--- MATERIAL SUPPLIED ---
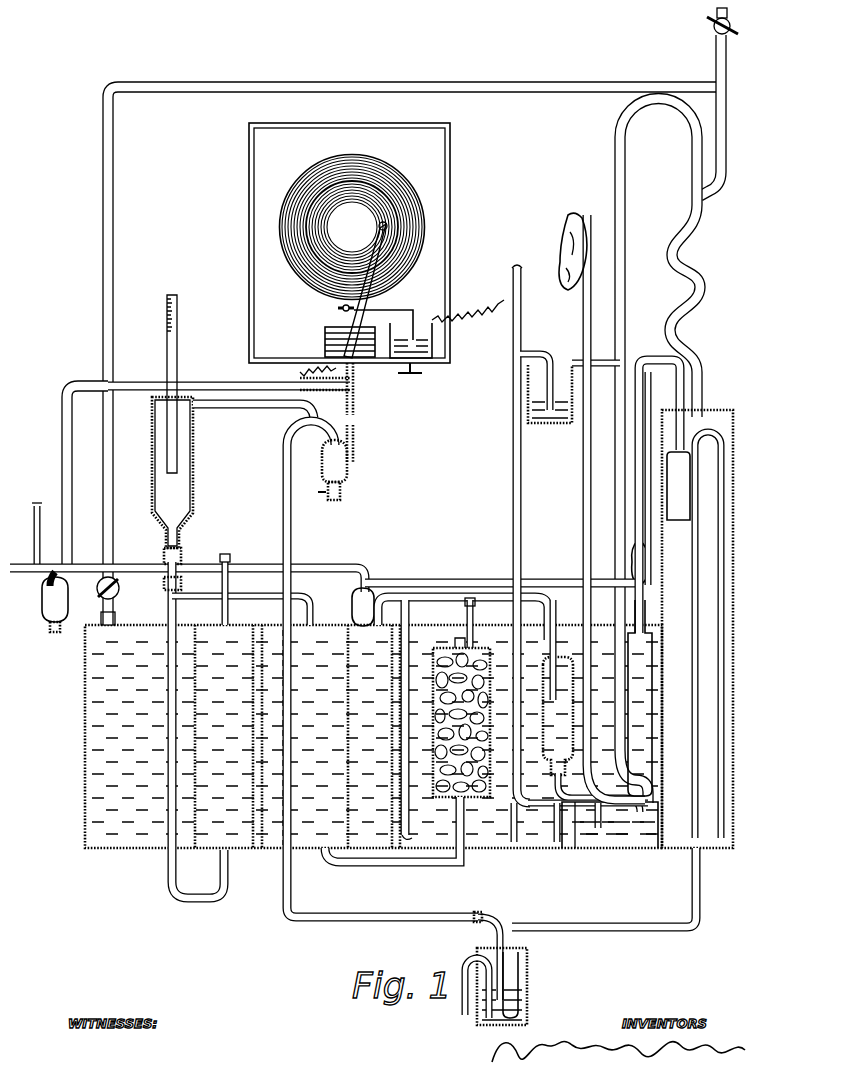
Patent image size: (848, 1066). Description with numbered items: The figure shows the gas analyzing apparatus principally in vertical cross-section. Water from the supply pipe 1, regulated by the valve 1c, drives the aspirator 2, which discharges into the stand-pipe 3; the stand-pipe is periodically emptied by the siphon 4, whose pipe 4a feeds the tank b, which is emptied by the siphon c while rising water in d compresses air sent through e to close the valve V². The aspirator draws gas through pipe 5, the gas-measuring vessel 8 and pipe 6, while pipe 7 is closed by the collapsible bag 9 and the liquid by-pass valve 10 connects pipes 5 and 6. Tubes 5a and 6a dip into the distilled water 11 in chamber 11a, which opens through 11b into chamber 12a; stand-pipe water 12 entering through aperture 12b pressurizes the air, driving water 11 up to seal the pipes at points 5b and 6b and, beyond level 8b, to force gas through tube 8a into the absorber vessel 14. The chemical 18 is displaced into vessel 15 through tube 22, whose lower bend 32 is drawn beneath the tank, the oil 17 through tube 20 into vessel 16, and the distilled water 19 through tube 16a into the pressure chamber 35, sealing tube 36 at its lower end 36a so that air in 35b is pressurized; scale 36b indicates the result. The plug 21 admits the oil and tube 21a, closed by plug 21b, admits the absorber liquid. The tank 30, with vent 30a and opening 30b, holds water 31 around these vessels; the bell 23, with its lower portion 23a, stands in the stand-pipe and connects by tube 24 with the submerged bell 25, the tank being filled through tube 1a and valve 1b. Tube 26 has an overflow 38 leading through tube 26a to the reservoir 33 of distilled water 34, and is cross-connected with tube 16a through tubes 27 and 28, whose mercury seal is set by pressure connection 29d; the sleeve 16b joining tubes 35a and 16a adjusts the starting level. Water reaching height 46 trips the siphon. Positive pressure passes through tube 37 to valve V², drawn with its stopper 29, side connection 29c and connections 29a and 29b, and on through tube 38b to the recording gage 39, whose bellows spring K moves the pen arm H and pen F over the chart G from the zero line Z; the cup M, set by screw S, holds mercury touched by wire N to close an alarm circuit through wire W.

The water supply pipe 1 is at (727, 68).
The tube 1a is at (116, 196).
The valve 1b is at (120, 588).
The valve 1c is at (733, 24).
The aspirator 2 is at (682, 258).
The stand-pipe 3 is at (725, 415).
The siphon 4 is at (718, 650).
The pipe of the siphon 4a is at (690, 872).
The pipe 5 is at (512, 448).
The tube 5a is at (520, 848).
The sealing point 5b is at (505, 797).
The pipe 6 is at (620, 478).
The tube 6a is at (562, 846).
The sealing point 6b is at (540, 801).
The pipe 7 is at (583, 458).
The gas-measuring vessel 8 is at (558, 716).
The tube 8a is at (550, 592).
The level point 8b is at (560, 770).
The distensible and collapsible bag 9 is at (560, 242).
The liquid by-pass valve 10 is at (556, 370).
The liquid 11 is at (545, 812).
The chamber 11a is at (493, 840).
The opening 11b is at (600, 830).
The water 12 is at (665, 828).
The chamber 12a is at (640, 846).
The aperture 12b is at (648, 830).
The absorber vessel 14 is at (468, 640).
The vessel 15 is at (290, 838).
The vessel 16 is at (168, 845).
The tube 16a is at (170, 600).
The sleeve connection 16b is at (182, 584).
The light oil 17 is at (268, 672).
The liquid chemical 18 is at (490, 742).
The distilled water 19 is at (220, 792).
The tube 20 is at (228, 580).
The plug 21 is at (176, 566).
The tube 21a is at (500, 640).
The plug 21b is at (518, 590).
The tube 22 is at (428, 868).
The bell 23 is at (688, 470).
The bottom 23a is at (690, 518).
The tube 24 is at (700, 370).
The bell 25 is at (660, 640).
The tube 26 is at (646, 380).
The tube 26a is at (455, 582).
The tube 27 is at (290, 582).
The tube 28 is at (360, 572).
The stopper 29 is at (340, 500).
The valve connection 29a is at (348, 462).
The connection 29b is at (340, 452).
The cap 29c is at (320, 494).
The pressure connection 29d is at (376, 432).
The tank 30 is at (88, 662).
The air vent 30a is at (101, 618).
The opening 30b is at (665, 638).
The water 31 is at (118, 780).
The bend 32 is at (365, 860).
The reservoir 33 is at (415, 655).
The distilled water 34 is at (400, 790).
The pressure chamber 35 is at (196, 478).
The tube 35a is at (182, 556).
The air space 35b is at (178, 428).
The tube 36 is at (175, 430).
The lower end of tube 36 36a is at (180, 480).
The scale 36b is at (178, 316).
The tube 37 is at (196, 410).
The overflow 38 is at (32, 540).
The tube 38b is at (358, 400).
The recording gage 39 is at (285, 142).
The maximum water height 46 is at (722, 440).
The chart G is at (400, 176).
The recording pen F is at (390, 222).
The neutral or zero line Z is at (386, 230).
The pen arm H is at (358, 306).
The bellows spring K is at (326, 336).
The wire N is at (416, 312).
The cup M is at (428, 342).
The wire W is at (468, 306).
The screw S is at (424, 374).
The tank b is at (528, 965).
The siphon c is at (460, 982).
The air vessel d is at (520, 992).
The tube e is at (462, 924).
---
--- MATERIAL SUPPLIED ---
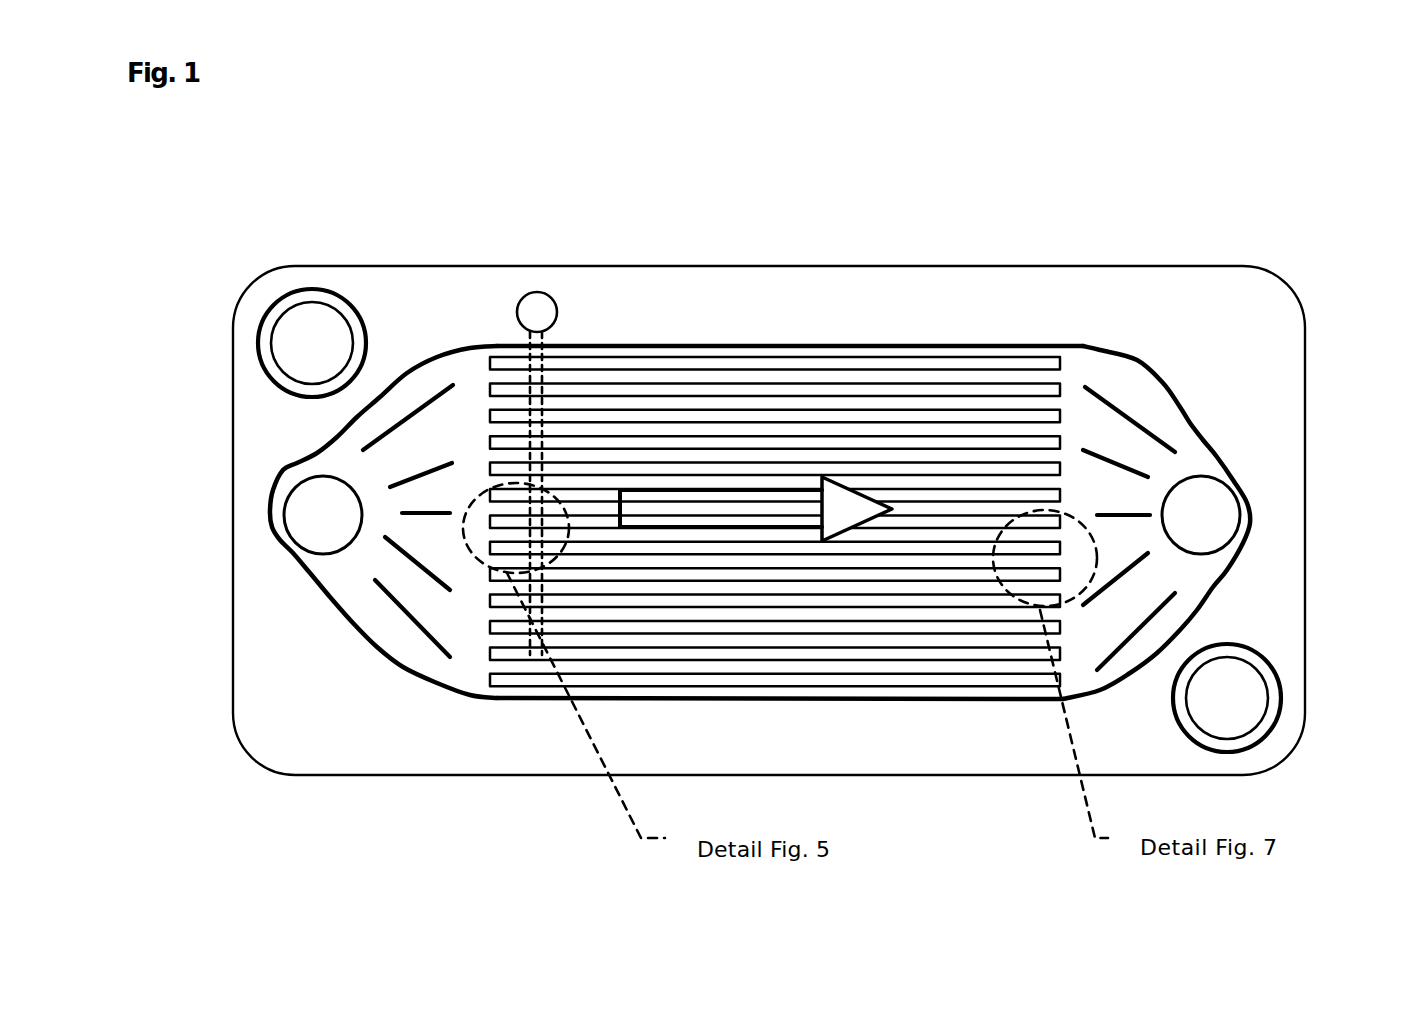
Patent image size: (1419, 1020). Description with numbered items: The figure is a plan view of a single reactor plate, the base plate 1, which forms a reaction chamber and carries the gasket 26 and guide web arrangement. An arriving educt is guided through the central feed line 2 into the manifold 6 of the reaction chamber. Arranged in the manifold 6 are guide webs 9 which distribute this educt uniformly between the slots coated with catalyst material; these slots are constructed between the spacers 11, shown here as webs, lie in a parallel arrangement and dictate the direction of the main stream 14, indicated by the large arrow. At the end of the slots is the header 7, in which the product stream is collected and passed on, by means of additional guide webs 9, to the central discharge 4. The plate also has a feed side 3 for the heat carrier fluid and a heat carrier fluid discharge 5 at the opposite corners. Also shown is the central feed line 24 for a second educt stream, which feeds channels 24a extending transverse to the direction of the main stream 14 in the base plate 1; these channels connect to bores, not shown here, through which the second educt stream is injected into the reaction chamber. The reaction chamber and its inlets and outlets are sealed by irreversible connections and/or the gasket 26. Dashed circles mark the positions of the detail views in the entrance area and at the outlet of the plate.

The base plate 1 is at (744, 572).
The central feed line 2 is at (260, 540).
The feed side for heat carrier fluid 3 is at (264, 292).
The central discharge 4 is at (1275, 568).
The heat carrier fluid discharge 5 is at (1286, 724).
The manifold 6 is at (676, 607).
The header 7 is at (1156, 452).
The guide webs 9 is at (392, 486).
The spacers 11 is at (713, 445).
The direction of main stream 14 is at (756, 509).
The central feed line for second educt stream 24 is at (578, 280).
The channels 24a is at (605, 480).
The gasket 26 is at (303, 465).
---
> _WHAT IS REQUIRED_: Reproduce verbatim the lines running from the one that contains "Patent image size: (1419, 1020)." to the one that contains "The gasket 26 is at (303, 465).", including both of those lines.

> _ANSWER TO THIS TASK_:
Patent image size: (1419, 1020). Description with numbered items: The figure is a plan view of a single reactor plate, the base plate 1, which forms a reaction chamber and carries the gasket 26 and guide web arrangement. An arriving educt is guided through the central feed line 2 into the manifold 6 of the reaction chamber. Arranged in the manifold 6 are guide webs 9 which distribute this educt uniformly between the slots coated with catalyst material; these slots are constructed between the spacers 11, shown here as webs, lie in a parallel arrangement and dictate the direction of the main stream 14, indicated by the large arrow. At the end of the slots is the header 7, in which the product stream is collected and passed on, by means of additional guide webs 9, to the central discharge 4. The plate also has a feed side 3 for the heat carrier fluid and a heat carrier fluid discharge 5 at the opposite corners. Also shown is the central feed line 24 for a second educt stream, which feeds channels 24a extending transverse to the direction of the main stream 14 in the base plate 1; these channels connect to bores, not shown here, through which the second educt stream is injected into the reaction chamber. The reaction chamber and its inlets and outlets are sealed by irreversible connections and/or the gasket 26. Dashed circles mark the positions of the detail views in the entrance area and at the outlet of the plate.

The base plate 1 is at (744, 572).
The central feed line 2 is at (260, 540).
The feed side for heat carrier fluid 3 is at (264, 292).
The central discharge 4 is at (1275, 568).
The heat carrier fluid discharge 5 is at (1286, 724).
The manifold 6 is at (676, 607).
The header 7 is at (1156, 452).
The guide webs 9 is at (392, 486).
The spacers 11 is at (713, 445).
The direction of main stream 14 is at (756, 509).
The central feed line for second educt stream 24 is at (578, 280).
The channels 24a is at (605, 480).
The gasket 26 is at (303, 465).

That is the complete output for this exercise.